Records from a data collection:
•••••
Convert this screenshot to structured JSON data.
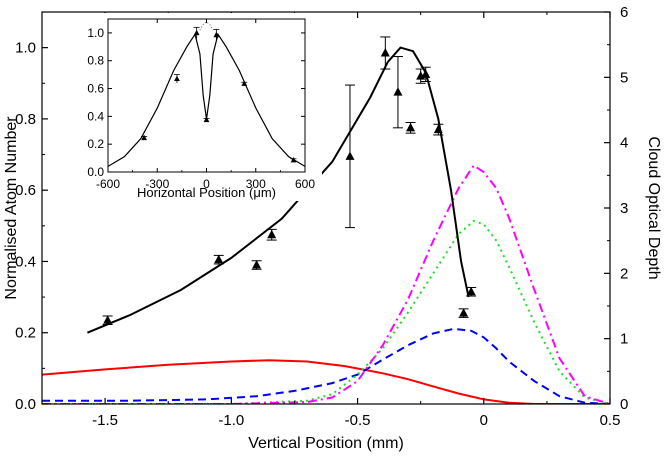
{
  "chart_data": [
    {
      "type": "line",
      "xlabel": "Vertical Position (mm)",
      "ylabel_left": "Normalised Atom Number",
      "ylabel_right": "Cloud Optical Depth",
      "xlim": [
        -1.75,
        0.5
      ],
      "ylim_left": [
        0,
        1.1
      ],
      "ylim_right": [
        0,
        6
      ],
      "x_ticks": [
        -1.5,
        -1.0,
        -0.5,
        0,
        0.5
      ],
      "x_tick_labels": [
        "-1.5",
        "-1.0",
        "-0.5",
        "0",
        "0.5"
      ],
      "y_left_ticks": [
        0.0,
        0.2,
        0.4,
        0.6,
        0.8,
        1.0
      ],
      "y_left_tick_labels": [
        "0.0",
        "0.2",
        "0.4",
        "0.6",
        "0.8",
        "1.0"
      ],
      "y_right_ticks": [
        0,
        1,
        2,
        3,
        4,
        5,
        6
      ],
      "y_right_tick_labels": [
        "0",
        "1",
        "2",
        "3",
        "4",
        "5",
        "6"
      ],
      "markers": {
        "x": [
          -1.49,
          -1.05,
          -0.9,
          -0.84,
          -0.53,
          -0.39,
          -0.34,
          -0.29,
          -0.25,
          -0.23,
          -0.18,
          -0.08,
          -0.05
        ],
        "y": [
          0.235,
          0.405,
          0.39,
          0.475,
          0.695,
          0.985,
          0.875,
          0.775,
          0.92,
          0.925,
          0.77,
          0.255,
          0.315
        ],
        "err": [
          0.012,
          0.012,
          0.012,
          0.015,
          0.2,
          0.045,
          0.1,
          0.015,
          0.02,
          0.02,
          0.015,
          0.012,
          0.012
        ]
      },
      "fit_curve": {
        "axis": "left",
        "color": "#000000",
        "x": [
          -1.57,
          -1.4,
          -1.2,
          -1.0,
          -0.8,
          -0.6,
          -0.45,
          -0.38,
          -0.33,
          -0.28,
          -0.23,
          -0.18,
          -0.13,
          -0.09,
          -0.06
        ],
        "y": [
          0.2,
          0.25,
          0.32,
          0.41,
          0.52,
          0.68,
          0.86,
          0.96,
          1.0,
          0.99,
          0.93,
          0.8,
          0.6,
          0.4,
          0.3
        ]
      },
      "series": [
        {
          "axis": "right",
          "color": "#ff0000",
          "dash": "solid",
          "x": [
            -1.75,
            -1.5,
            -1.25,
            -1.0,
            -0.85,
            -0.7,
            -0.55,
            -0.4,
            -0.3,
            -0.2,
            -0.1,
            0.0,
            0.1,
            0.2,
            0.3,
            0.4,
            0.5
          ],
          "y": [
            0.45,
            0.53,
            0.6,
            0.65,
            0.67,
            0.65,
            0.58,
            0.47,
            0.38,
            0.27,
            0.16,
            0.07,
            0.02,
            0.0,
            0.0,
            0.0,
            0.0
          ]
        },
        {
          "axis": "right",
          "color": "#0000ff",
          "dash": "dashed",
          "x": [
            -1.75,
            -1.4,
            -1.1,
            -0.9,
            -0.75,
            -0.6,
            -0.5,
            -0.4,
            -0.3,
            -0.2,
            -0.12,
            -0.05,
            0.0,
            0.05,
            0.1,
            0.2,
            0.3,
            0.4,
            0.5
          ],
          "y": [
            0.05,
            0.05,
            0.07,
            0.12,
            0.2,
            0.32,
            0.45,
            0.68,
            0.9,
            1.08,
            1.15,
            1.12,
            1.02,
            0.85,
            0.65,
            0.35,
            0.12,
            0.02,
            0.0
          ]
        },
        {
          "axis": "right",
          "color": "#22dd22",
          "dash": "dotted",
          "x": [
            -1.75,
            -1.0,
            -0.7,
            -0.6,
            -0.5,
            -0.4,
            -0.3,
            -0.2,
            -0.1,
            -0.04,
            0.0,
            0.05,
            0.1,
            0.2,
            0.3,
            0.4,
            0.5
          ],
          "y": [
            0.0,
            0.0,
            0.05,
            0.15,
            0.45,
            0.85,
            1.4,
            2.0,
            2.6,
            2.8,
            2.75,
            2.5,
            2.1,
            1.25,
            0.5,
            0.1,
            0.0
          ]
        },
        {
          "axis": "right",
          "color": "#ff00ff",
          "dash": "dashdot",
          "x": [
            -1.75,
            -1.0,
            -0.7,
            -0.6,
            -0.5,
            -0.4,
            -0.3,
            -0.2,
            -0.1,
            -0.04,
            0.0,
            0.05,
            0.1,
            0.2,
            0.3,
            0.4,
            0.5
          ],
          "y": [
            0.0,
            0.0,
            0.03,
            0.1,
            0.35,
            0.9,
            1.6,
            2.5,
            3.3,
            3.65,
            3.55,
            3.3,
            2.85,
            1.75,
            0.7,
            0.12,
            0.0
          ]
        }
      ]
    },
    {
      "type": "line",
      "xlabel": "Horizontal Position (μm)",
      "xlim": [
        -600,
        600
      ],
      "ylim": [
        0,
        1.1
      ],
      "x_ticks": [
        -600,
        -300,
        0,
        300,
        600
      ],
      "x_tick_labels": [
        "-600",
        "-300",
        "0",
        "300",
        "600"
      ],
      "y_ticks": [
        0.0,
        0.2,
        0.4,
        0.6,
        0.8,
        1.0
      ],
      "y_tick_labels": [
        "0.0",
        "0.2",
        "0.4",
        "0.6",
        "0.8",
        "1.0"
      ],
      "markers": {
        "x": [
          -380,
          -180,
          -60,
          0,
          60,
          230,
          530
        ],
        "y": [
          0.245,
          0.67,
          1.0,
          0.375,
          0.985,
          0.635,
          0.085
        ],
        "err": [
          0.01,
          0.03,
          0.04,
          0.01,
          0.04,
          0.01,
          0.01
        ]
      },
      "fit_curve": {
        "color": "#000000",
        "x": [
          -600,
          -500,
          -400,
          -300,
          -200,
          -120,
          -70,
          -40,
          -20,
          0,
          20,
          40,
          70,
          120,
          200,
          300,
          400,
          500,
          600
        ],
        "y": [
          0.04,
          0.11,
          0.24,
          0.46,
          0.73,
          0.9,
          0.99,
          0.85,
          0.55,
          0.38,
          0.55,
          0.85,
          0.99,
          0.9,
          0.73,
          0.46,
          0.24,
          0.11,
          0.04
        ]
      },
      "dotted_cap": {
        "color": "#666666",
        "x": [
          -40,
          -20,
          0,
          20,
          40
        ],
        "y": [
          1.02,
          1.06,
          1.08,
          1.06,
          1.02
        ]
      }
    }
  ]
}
•••••
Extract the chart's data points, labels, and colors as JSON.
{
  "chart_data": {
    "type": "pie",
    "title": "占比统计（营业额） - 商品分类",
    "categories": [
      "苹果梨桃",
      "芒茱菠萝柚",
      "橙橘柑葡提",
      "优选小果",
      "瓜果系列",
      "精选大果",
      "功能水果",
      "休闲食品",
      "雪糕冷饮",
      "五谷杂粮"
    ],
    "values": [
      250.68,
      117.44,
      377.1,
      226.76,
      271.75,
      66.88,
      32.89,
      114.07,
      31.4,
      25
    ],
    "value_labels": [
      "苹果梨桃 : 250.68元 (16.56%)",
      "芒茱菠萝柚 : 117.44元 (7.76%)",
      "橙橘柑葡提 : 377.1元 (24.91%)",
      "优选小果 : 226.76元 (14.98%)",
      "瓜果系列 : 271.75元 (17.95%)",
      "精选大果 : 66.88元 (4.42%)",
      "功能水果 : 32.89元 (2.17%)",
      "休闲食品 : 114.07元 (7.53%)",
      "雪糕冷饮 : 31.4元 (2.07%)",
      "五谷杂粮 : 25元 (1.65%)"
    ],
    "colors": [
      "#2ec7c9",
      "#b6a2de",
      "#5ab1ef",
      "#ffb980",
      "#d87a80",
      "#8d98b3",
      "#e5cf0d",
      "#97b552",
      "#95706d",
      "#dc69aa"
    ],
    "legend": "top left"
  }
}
•••••
- [EXERCISE]
Each line of the material that holds the string "Position" counts once; give the total alone.

- [SOLUTION]
2